• Goal of the exercise
Count the lines in the listing below that contain the string "field". Reply with the number alone.

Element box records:
::::::
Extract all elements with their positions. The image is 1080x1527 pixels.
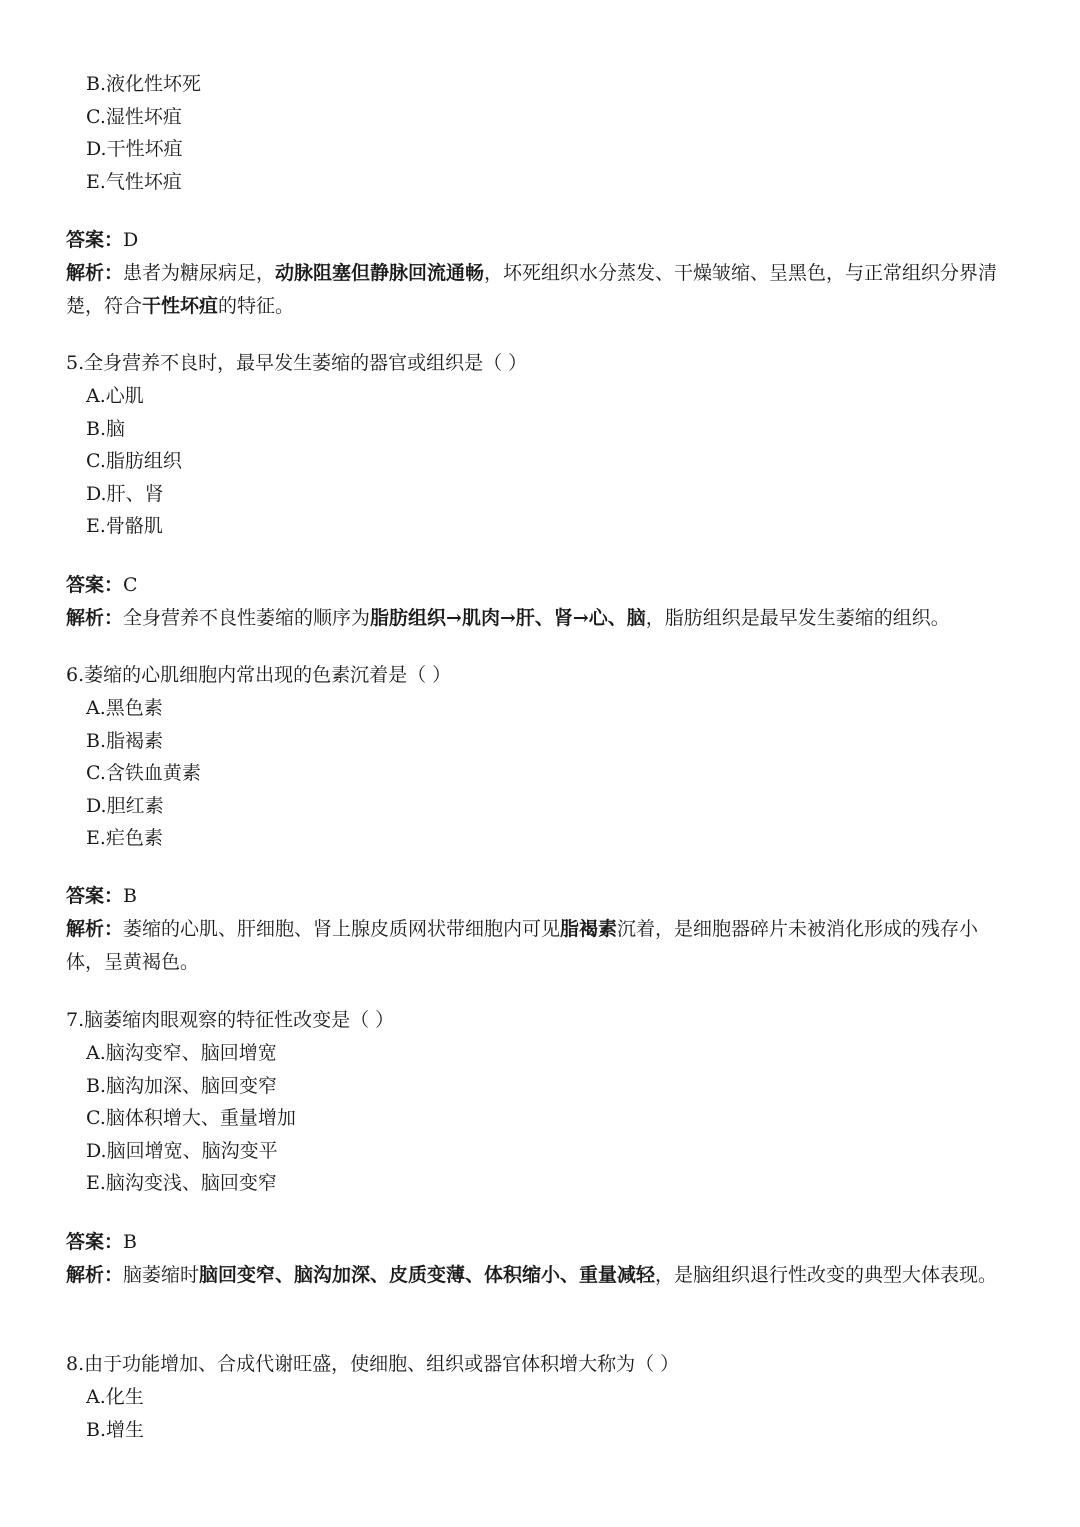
q7-option-e: E.脑沟变浅、脑回变窄 — [86, 1172, 277, 1195]
q4-answer — [66, 224, 1016, 257]
q6-option-d: D.胆红素 — [86, 794, 164, 817]
q6-option-e: E.疟色素 — [86, 827, 163, 850]
q5-option-b: B.脑 — [86, 417, 126, 440]
q8-stem: 8.由于功能增加、合成代谢旺盛，使细胞、组织或器官体积增大称为（ ） — [66, 1353, 680, 1375]
q6-option-a: A.黑色素 — [86, 697, 163, 719]
q5-option-c: C.脂肪组织 — [86, 450, 182, 473]
explanation-text: 脑萎缩时 — [123, 1264, 200, 1286]
q4-option-d: D.干性坏疽 — [86, 138, 183, 161]
answer-value: B — [123, 1231, 137, 1253]
q4-option-e: E.气性坏疽 — [86, 170, 182, 193]
q6-stem: 6.萎缩的心肌细胞内常出现的色素沉着是（ ） — [66, 664, 452, 686]
explanation-label: 解析： — [66, 607, 124, 629]
q7-option-d: D.脑回增宽、脑沟变平 — [86, 1139, 278, 1162]
explanation-label: 解析： — [66, 262, 124, 284]
explanation-text: 萎缩的心肌、肝细胞、肾上腺皮质网状带细胞内可见 — [123, 918, 561, 940]
answer-label: 答案： — [66, 574, 124, 596]
answer-value: D — [123, 229, 139, 251]
q7-option-a: A.脑沟变窄、脑回增宽 — [86, 1042, 277, 1064]
answer-label: 答案： — [66, 229, 124, 251]
explanation-text: ，坏死组织水分蒸发、干燥皱缩、呈黑色，与正常组织分界清楚，符合 — [66, 262, 998, 317]
q5-option-e: E.骨骼肌 — [86, 515, 163, 538]
explanation-keypoint: 干性坏疽 — [142, 294, 219, 317]
answer-value: C — [123, 574, 138, 596]
q5-option-d: D.肝、肾 — [86, 482, 164, 505]
explanation-keypoint: 脂褐素 — [560, 918, 618, 940]
explanation-keypoint: 脑回变窄、脑沟加深、皮质变薄、体积缩小、重量减轻 — [199, 1264, 656, 1286]
explanation-keypoint: 脂肪组织→肌肉→肝、肾→心、脑 — [370, 607, 646, 629]
q4-explanation — [66, 257, 1016, 322]
q4-option-c: C.湿性坏疽 — [86, 105, 182, 128]
q5-explanation — [66, 602, 1016, 635]
q5-stem: 5.全身营养不良时，最早发生萎缩的器官或组织是（ ） — [66, 352, 528, 374]
answer-value: B — [123, 885, 137, 907]
q7-answer — [66, 1226, 1016, 1259]
q8-option-a: A.化生 — [86, 1386, 144, 1408]
explanation-text: 沉着，是细胞器碎片未被消化形成的残存小体，呈黄褐色。 — [66, 918, 979, 973]
q6-answer — [66, 880, 1016, 913]
explanation-label: 解析： — [66, 1264, 124, 1286]
explanation-text: 全身营养不良性萎缩的顺序为 — [123, 607, 371, 629]
q8-options — [86, 1381, 144, 1446]
answer-label: 答案： — [66, 1231, 124, 1253]
explanation-text: ，脂肪组织是最早发生萎缩的组织。 — [645, 607, 950, 629]
q5-options — [86, 380, 182, 543]
q6-explanation — [66, 913, 1016, 978]
q7-options — [86, 1037, 296, 1200]
q8-option-b: B.增生 — [86, 1418, 145, 1441]
explanation-label: 解析： — [66, 918, 124, 940]
q7-option-c: C.脑体积增大、重量增加 — [86, 1107, 296, 1130]
q5-option-a: A.心肌 — [86, 385, 144, 407]
explanation-text: 的特征。 — [218, 294, 295, 317]
q6-option-c: C.含铁血黄素 — [86, 762, 201, 785]
explanation-keypoint: 动脉阻塞但静脉回流通畅 — [275, 262, 485, 284]
q6-option-b: B.脂褐素 — [86, 729, 164, 752]
explanation-text: 患者为糖尿病足， — [123, 262, 276, 284]
q7-explanation — [66, 1259, 1016, 1292]
q6-options — [86, 692, 201, 855]
q4-options — [86, 68, 201, 198]
explanation-text: ，是脑组织退行性改变的典型大体表现。 — [655, 1264, 998, 1286]
q5-answer — [66, 569, 1016, 602]
q7-option-b: B.脑沟加深、脑回变窄 — [86, 1074, 278, 1097]
q4-option-b: B.液化性坏死 — [86, 73, 202, 95]
q7-stem: 7.脑萎缩肉眼观察的特征性改变是（ ） — [66, 1009, 395, 1031]
answer-label: 答案： — [66, 885, 124, 907]
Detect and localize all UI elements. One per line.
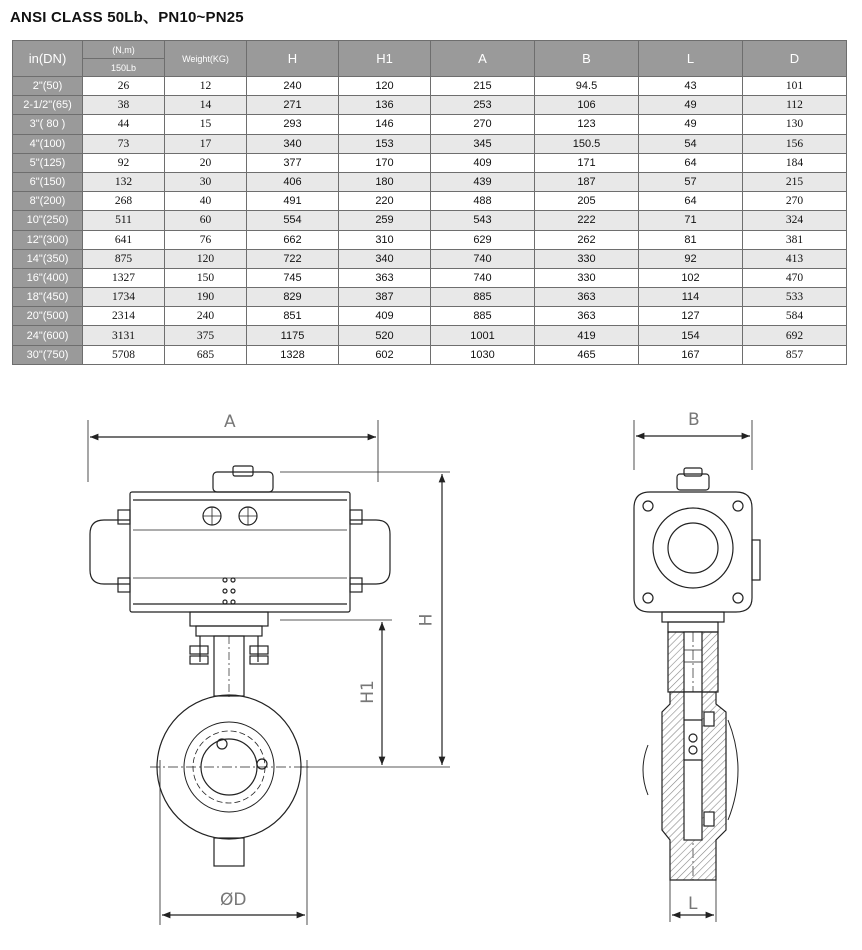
cell-weight: 190: [165, 288, 247, 307]
cell-weight: 240: [165, 307, 247, 326]
side-view: [634, 420, 760, 922]
cell-weight: 20: [165, 153, 247, 172]
cell-l: 57: [639, 172, 743, 191]
cell-a: 409: [431, 153, 535, 172]
cell-h: 722: [247, 249, 339, 268]
cell-torque: 2314: [83, 307, 165, 326]
dim-a-label: A: [224, 412, 236, 432]
cell-h1: 602: [339, 345, 431, 364]
cell-l: 71: [639, 211, 743, 230]
cell-l: 64: [639, 153, 743, 172]
cell-weight: 14: [165, 96, 247, 115]
cell-h: 271: [247, 96, 339, 115]
cell-b: 262: [535, 230, 639, 249]
cell-h: 851: [247, 307, 339, 326]
cell-weight: 15: [165, 115, 247, 134]
header-d: D: [743, 41, 847, 77]
cell-a: 270: [431, 115, 535, 134]
page-title: ANSI CLASS 50Lb、PN10~PN25: [10, 9, 244, 26]
header-b: B: [535, 41, 639, 77]
cell-b: 150.5: [535, 134, 639, 153]
cell-h: 662: [247, 230, 339, 249]
cell-d: 533: [743, 288, 847, 307]
cell-h: 1175: [247, 326, 339, 345]
dim-d-label: ØD: [220, 890, 247, 910]
cell-h1: 409: [339, 307, 431, 326]
cell-h1: 153: [339, 134, 431, 153]
cell-l: 154: [639, 326, 743, 345]
cell-l: 64: [639, 192, 743, 211]
header-torque-class: 150Lb: [83, 59, 165, 77]
dim-b-label: B: [688, 410, 700, 430]
cell-b: 123: [535, 115, 639, 134]
cell-l: 92: [639, 249, 743, 268]
cell-weight: 120: [165, 249, 247, 268]
cell-a: 1030: [431, 345, 535, 364]
cell-d: 413: [743, 249, 847, 268]
cell-d: 857: [743, 345, 847, 364]
cell-h1: 310: [339, 230, 431, 249]
cell-l: 49: [639, 115, 743, 134]
cell-dn: 12"(300): [13, 230, 83, 249]
cell-dn: 16"(400): [13, 268, 83, 287]
cell-l: 49: [639, 96, 743, 115]
cell-weight: 685: [165, 345, 247, 364]
cell-torque: 132: [83, 172, 165, 191]
cell-b: 171: [535, 153, 639, 172]
cell-torque: 73: [83, 134, 165, 153]
cell-d: 381: [743, 230, 847, 249]
cell-h1: 520: [339, 326, 431, 345]
cell-weight: 12: [165, 77, 247, 96]
cell-h1: 259: [339, 211, 431, 230]
actuator-right-cap: [350, 520, 390, 584]
cell-b: 222: [535, 211, 639, 230]
cell-torque: 268: [83, 192, 165, 211]
cell-a: 345: [431, 134, 535, 153]
mounting-bracket: [190, 612, 268, 626]
cell-weight: 375: [165, 326, 247, 345]
cell-dn: 18"(450): [13, 288, 83, 307]
cell-d: 130: [743, 115, 847, 134]
header-dn: in(DN): [13, 41, 83, 77]
cell-l: 167: [639, 345, 743, 364]
cell-l: 127: [639, 307, 743, 326]
cell-h1: 180: [339, 172, 431, 191]
cell-h1: 136: [339, 96, 431, 115]
cell-h: 293: [247, 115, 339, 134]
side-actuator-bore: [653, 508, 733, 588]
cell-b: 419: [535, 326, 639, 345]
cell-d: 112: [743, 96, 847, 115]
cell-h: 745: [247, 268, 339, 287]
header-weight: Weight(KG): [165, 41, 247, 77]
cell-torque: 26: [83, 77, 165, 96]
cell-dn: 2-1/2"(65): [13, 96, 83, 115]
dim-h-label: H: [416, 613, 437, 627]
header-a: A: [431, 41, 535, 77]
cell-torque: 44: [83, 115, 165, 134]
cell-dn: 24"(600): [13, 326, 83, 345]
cell-h1: 120: [339, 77, 431, 96]
cell-torque: 641: [83, 230, 165, 249]
cell-dn: 8"(200): [13, 192, 83, 211]
cell-weight: 150: [165, 268, 247, 287]
cell-a: 629: [431, 230, 535, 249]
cell-a: 439: [431, 172, 535, 191]
cell-b: 205: [535, 192, 639, 211]
cell-a: 740: [431, 249, 535, 268]
cell-d: 184: [743, 153, 847, 172]
cell-h: 240: [247, 77, 339, 96]
cell-h1: 146: [339, 115, 431, 134]
cell-h1: 170: [339, 153, 431, 172]
cell-torque: 875: [83, 249, 165, 268]
cell-h: 491: [247, 192, 339, 211]
cell-h1: 387: [339, 288, 431, 307]
cell-a: 1001: [431, 326, 535, 345]
cell-weight: 76: [165, 230, 247, 249]
cell-weight: 30: [165, 172, 247, 191]
cell-a: 885: [431, 307, 535, 326]
cell-h1: 220: [339, 192, 431, 211]
cell-h1: 363: [339, 268, 431, 287]
cell-dn: 2"(50): [13, 77, 83, 96]
front-view: [88, 420, 450, 925]
cell-dn: 6"(150): [13, 172, 83, 191]
cell-torque: 511: [83, 211, 165, 230]
cell-h: 554: [247, 211, 339, 230]
cell-dn: 4"(100): [13, 134, 83, 153]
actuator-left-cap: [90, 520, 130, 584]
actuator-body: [130, 492, 350, 612]
cell-torque: 38: [83, 96, 165, 115]
cell-d: 324: [743, 211, 847, 230]
cell-dn: 3"( 80 ): [13, 115, 83, 134]
cell-l: 102: [639, 268, 743, 287]
dim-h1-label: H1: [357, 680, 378, 704]
cell-l: 43: [639, 77, 743, 96]
cell-b: 363: [535, 307, 639, 326]
cell-h: 1328: [247, 345, 339, 364]
cell-a: 488: [431, 192, 535, 211]
cell-torque: 1734: [83, 288, 165, 307]
cell-d: 584: [743, 307, 847, 326]
header-torque: (N,m): [83, 41, 165, 59]
dim-l-label: L: [688, 894, 698, 914]
cell-h: 829: [247, 288, 339, 307]
cell-weight: 60: [165, 211, 247, 230]
cell-b: 94.5: [535, 77, 639, 96]
cell-d: 156: [743, 134, 847, 153]
cell-dn: 14"(350): [13, 249, 83, 268]
header-h: H: [247, 41, 339, 77]
cell-dn: 30"(750): [13, 345, 83, 364]
cell-b: 187: [535, 172, 639, 191]
cell-h: 377: [247, 153, 339, 172]
header-l: L: [639, 41, 743, 77]
cell-torque: 1327: [83, 268, 165, 287]
cell-dn: 10"(250): [13, 211, 83, 230]
cell-b: 363: [535, 288, 639, 307]
cell-a: 543: [431, 211, 535, 230]
actuator-top-boss: [213, 472, 273, 492]
cell-d: 470: [743, 268, 847, 287]
cell-l: 81: [639, 230, 743, 249]
cell-h: 406: [247, 172, 339, 191]
cell-h1: 340: [339, 249, 431, 268]
cell-torque: 3131: [83, 326, 165, 345]
cell-d: 692: [743, 326, 847, 345]
cell-d: 101: [743, 77, 847, 96]
cell-a: 885: [431, 288, 535, 307]
cell-torque: 5708: [83, 345, 165, 364]
cell-d: 215: [743, 172, 847, 191]
cell-a: 215: [431, 77, 535, 96]
cell-b: 330: [535, 268, 639, 287]
cell-b: 465: [535, 345, 639, 364]
cell-b: 330: [535, 249, 639, 268]
cell-d: 270: [743, 192, 847, 211]
cell-a: 740: [431, 268, 535, 287]
cell-l: 114: [639, 288, 743, 307]
cell-a: 253: [431, 96, 535, 115]
cell-h: 340: [247, 134, 339, 153]
cell-weight: 17: [165, 134, 247, 153]
cell-b: 106: [535, 96, 639, 115]
cell-torque: 92: [83, 153, 165, 172]
cell-dn: 5"(125): [13, 153, 83, 172]
cell-weight: 40: [165, 192, 247, 211]
cell-l: 54: [639, 134, 743, 153]
header-h1: H1: [339, 41, 431, 77]
cell-dn: 20"(500): [13, 307, 83, 326]
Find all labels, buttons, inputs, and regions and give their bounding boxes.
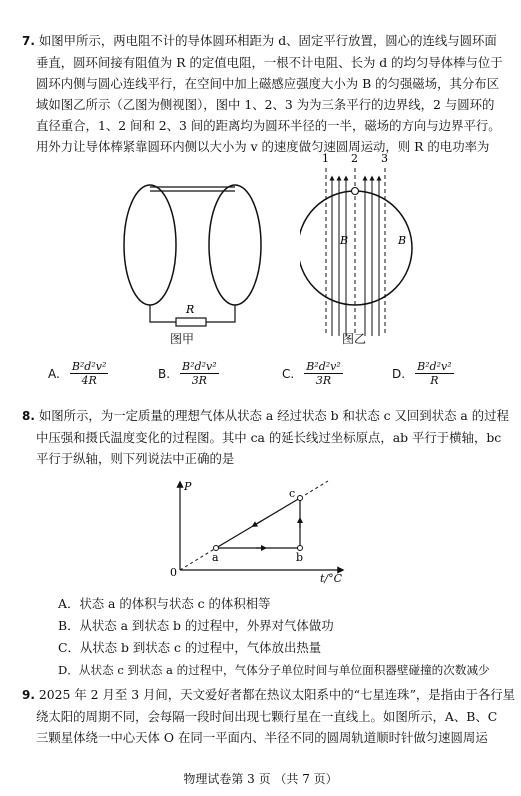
state-b-point	[298, 546, 303, 551]
left-ring	[124, 185, 176, 305]
question-8-text	[22, 405, 507, 469]
extension-line-beyond-c	[300, 481, 328, 498]
question-line: 圆环内侧与圆心连线平行，在空间中加上磁感应强度大小为 B 的匀强磁场，其分布区	[36, 76, 500, 91]
boundary-label-2: 2	[351, 152, 358, 165]
figure-jia-caption: 图甲	[170, 332, 195, 346]
question-7-text	[22, 30, 507, 157]
question-line: 中压强和摄氏温度变化的过程图。其中 ca 的延长线过坐标原点，ab 平行于横轴，bc	[36, 430, 502, 445]
resistor-label: R	[186, 303, 195, 316]
option-b[interactable]	[158, 360, 219, 387]
q8-option-b[interactable]: B．从状态 a 到状态 b 的过程中，外界对气体做功	[58, 618, 334, 633]
option-d[interactable]	[392, 360, 454, 387]
question-number: 9.	[22, 688, 35, 702]
option-label: D.	[392, 366, 406, 381]
question-line: 如图所示，为一定质量的理想气体从状态 a 经过状态 b 和状态 c 又回到状态 a 的过程	[38, 408, 509, 423]
question-line: 垂直，圆环间接有阻值为 R 的定值电阻，一根不计电阻、长为 d 的均匀导体棒与位于	[36, 55, 503, 70]
option-formula: $\frac{\text{B²d²v²}}{R}$	[417, 360, 452, 387]
boundary-label-3: 3	[381, 152, 388, 165]
p-t-graph	[168, 478, 348, 583]
q8-option-d[interactable]: D．从状态 c 到状态 a 的过程中，气体分子单位时间与单位面积器壁碰撞的次数减少	[58, 663, 490, 677]
question-line: 绕太阳的周期不同，会每隔一段时间出现七颗行星在一直线上。如图所示，A、B、C	[36, 709, 498, 724]
option-label: C.	[282, 366, 295, 381]
ring-side-view	[300, 191, 412, 305]
question-line: 平行于纵轴，则下列说法中正确的是	[36, 451, 235, 466]
x-axis-label: t/°C	[320, 572, 343, 585]
question-line: 2025 年 2 月至 3 月间，天文爱好者都在热议太阳系中的“七星连珠”，是指由于各行星	[38, 687, 516, 702]
question-line: 直径重合，1、2 间和 2、3 间的距离均为圆环半径的一半，磁场的方向与边界平行。	[36, 118, 501, 133]
question-9-text	[22, 684, 516, 748]
boundary-label-1: 1	[322, 152, 329, 165]
y-axis-label: P	[184, 480, 192, 493]
option-label: B.	[158, 366, 171, 381]
state-a-label: a	[212, 551, 219, 564]
state-b-label: b	[296, 551, 304, 564]
state-a-point	[214, 546, 219, 551]
option-a[interactable]	[48, 360, 108, 387]
arrow-ca	[254, 521, 262, 526]
state-c-point	[298, 496, 303, 501]
figure-yi-caption: 图乙	[342, 332, 367, 346]
option-formula: $\frac{\text{B²d²v²}}{3R}$	[182, 360, 217, 387]
question-line: 域如图乙所示（乙图为侧视图），图中 1、2、3 为为三条平行的边界线，2 与圆环的	[36, 97, 495, 112]
question-number: 8.	[22, 409, 35, 423]
field-label-left: B	[340, 234, 349, 247]
right-ring	[209, 185, 261, 305]
extension-line	[180, 548, 216, 570]
question-line: 如图甲所示，两电阻不计的导体圆环相距为 d、固定平行放置，圆心的连线与圆环面	[38, 33, 497, 48]
state-c-label: c	[289, 487, 296, 500]
origin-label: 0	[170, 566, 177, 579]
left-lead-wire	[150, 305, 176, 322]
rod-cross-section	[352, 188, 359, 195]
option-formula: $\frac{\text{B²d²v²}}{4R}$	[71, 360, 107, 387]
field-label-right: B	[398, 234, 407, 247]
option-label: A.	[48, 366, 60, 381]
q8-option-a[interactable]: A．状态 a 的体积与状态 c 的体积相等	[58, 596, 271, 611]
question-number: 7.	[22, 34, 35, 48]
page-footer: 物理试卷第 3 页 （共 7 页）	[183, 772, 338, 786]
question-line: 三颗星体绕一中心天体 O 在同一平面内、半径不同的圆周轨道顺时针做匀速圆周运	[36, 730, 488, 745]
right-lead-wire	[206, 305, 235, 322]
figure-jia	[110, 180, 290, 340]
resistor	[176, 318, 206, 326]
question-line: 用外力让导体棒紧靠圆环内侧以大小为 v 的速度做匀速圆周运动，则 R 的电功率为	[36, 139, 490, 154]
option-formula: $\frac{\text{B²d²v²}}{3R}$	[306, 360, 341, 387]
figure-yi	[300, 148, 420, 344]
q8-option-c[interactable]: C．从状态 b 到状态 c 的过程中，气体放出热量	[58, 640, 322, 655]
option-c[interactable]	[282, 360, 343, 387]
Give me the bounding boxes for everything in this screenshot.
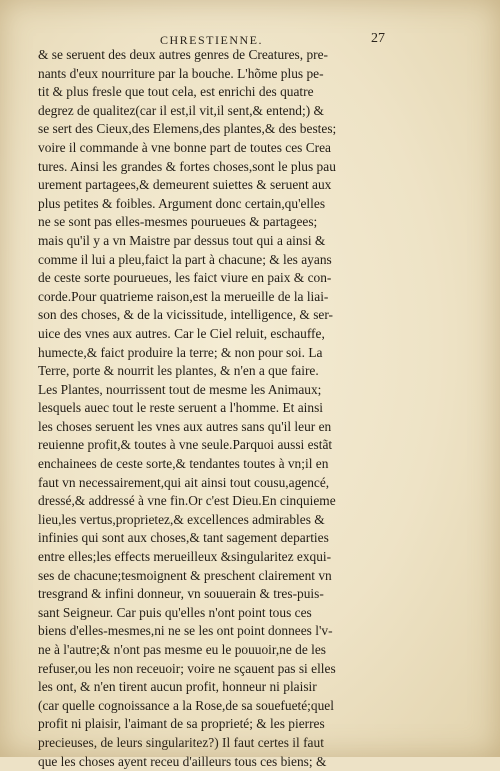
::::::
• Expected output
2